▸ **Job**
Each record needs to be echoed exactly; can you do that?

▸ **Data listing**
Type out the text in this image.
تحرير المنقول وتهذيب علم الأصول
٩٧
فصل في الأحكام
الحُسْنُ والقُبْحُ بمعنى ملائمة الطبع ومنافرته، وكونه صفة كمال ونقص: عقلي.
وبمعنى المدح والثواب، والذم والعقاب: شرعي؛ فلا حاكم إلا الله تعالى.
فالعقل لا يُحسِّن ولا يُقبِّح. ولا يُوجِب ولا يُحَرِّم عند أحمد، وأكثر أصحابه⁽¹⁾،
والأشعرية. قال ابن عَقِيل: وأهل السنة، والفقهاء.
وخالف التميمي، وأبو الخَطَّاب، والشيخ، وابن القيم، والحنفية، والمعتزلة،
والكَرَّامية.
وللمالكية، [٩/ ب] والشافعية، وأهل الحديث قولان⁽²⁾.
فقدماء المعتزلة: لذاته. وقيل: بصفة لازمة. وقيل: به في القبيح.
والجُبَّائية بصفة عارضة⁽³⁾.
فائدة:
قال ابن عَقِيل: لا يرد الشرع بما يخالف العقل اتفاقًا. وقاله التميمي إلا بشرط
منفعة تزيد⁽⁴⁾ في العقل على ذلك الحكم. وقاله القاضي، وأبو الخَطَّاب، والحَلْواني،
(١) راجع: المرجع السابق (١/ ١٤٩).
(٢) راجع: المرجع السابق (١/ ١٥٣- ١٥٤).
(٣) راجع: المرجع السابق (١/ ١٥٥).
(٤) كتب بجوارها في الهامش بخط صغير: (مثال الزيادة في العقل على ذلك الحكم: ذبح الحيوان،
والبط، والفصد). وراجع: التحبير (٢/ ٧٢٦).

▸ **Right answer**
Type out the text in this image.
تحرير المنقول وتهذيب علم الأصول
٩٧
فصل في الأحكام
الحُسْنُ والقُبْحُ بمعنى ملائمة الطبع ومنافرته، وكونه صفة كمال ونقص: عقلي.
وبمعنى المدح والثواب، والذم والعقاب: شرعي؛ فلا حاكم إلا الله تعالى.
فالعقل لا يُحسِّن ولا يُقبِّح. ولا يُوجِب ولا يُحَرِّم عند أحمد، وأكثر أصحابه⁽¹⁾،
والأشعرية. قال ابن عَقِيل: وأهل السنة، والفقهاء.
وخالف التميمي، وأبو الخَطَّاب، والشيخ، وابن القيم، والحنفية، والمعتزلة،
والكَرَّامية.
وللمالكية، [٩/ ب] والشافعية، وأهل الحديث قولان⁽²⁾.
فقدماء المعتزلة: لذاته. وقيل: بصفة لازمة. وقيل: به في القبيح.
والجُبَّائية بصفة عارضة⁽³⁾.
فائدة:
قال ابن عَقِيل: لا يرد الشرع بما يخالف العقل اتفاقًا. وقاله التميمي إلا بشرط
منفعة تزيد⁽⁴⁾ في العقل على ذلك الحكم. وقاله القاضي، وأبو الخَطَّاب، والحَلْواني،
(١) راجع: المرجع السابق (١/ ١٤٩).
(٢) راجع: المرجع السابق (١/ ١٥٣- ١٥٤).
(٣) راجع: المرجع السابق (١/ ١٥٥).
(٤) كتب بجوارها في الهامش بخط صغير: (مثال الزيادة في العقل على ذلك الحكم: ذبح الحيوان،
والبط، والفصد). وراجع: التحبير (٢/ ٧٢٦).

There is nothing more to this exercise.